##### DATA FOR THIS EXERCISE
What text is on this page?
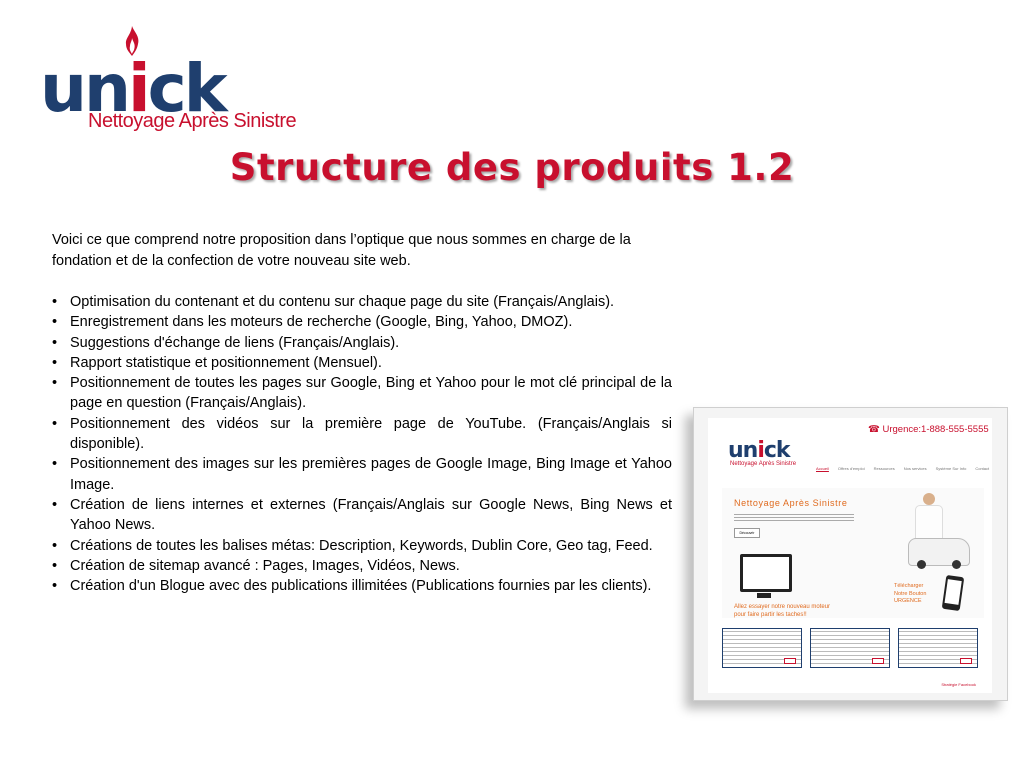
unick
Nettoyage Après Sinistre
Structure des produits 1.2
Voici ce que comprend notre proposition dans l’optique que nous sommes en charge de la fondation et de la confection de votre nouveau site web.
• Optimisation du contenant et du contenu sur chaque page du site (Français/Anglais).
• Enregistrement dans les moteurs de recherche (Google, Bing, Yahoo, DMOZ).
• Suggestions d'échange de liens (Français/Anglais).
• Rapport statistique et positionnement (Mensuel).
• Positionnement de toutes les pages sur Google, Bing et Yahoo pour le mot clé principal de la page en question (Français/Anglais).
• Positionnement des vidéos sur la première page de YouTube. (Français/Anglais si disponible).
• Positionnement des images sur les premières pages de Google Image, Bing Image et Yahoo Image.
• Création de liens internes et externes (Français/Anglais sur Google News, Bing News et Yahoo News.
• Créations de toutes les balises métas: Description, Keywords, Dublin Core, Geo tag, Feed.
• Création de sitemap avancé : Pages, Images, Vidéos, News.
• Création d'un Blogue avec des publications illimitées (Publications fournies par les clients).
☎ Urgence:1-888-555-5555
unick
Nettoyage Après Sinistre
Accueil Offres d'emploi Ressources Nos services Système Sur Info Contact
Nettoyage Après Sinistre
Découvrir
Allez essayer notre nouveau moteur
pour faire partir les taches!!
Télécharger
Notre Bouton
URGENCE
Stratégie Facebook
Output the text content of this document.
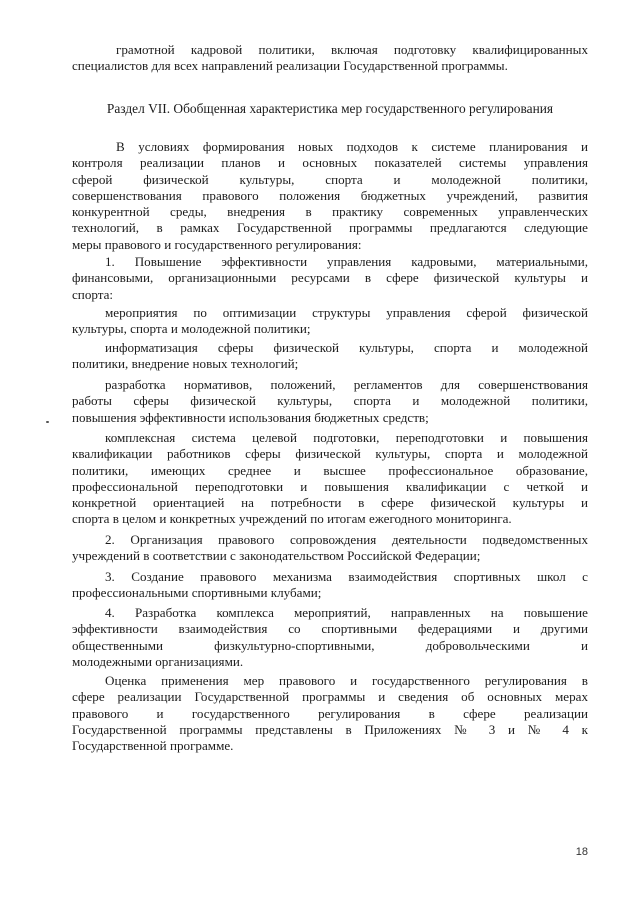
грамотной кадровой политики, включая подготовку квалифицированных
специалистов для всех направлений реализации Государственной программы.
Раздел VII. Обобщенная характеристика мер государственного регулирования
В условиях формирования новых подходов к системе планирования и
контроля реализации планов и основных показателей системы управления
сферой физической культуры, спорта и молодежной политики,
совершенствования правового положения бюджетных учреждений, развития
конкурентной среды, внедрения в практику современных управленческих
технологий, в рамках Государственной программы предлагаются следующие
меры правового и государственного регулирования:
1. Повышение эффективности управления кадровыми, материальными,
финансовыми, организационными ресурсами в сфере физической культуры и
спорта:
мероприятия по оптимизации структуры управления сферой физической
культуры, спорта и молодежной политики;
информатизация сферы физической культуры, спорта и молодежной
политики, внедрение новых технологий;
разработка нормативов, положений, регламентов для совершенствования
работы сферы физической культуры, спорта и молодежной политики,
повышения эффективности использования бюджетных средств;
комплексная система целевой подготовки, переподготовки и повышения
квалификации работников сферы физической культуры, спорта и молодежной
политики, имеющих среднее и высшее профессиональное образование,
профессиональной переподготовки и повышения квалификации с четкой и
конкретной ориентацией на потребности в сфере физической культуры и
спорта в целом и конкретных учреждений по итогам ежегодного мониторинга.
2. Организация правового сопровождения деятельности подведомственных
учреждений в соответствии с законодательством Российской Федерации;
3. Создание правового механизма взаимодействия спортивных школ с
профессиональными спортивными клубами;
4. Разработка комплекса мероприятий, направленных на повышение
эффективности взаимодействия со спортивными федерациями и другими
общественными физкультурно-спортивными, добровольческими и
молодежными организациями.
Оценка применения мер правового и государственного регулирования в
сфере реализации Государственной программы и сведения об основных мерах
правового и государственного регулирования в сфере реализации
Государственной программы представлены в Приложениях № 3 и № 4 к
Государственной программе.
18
##########
* _CHALLENGE_
How many lines in the listing contain "программы"? Answer with the number alone.

* _TASK ANSWER_
4